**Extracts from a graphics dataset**
-------
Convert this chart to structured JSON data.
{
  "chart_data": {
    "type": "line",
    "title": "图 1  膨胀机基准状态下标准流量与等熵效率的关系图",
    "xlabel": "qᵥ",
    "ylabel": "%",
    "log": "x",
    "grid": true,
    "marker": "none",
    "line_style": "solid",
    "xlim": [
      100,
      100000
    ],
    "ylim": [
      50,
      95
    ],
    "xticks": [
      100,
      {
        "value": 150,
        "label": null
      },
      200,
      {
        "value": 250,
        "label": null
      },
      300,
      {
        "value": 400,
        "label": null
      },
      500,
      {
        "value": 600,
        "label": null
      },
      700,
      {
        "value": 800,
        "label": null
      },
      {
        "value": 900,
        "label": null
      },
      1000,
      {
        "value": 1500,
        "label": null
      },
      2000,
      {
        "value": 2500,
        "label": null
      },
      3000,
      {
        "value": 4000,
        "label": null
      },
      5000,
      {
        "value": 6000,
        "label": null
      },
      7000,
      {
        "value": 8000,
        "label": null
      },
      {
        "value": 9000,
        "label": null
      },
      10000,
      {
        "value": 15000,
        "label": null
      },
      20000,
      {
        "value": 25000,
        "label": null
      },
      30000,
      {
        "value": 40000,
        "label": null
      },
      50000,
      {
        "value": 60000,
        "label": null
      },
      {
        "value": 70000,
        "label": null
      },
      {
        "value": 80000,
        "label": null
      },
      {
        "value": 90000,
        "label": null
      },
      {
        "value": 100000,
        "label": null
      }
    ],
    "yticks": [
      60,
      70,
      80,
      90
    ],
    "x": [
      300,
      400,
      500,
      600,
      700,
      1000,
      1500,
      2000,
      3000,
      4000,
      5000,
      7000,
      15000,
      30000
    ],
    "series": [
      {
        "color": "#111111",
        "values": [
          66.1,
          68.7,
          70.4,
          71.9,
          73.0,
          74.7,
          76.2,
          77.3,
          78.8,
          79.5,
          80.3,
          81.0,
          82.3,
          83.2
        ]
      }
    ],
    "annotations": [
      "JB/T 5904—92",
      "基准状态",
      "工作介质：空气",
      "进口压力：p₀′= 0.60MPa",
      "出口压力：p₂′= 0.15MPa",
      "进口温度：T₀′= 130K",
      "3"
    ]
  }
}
-------
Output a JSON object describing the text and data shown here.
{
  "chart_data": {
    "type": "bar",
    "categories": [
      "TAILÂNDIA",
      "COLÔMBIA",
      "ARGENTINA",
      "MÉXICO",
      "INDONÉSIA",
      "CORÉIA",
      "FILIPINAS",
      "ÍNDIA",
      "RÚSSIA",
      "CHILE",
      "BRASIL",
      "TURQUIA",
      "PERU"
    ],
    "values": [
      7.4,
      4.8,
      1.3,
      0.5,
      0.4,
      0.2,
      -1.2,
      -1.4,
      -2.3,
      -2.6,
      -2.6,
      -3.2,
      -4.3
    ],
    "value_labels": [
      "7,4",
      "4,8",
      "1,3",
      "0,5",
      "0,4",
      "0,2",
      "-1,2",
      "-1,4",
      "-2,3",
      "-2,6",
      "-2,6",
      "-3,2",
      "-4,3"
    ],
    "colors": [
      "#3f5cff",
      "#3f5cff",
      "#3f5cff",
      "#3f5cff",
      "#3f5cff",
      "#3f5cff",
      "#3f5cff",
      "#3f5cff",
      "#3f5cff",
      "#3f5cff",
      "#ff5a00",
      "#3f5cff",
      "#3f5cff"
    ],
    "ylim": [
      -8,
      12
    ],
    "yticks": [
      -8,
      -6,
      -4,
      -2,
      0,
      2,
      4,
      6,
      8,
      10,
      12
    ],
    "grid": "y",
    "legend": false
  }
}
-------
**Stated goal**
Copy out every line where the word "JSON" occurs.

**Exercise answer**
Convert this chart to structured JSON data.
Output a JSON object describing the text and data shown here.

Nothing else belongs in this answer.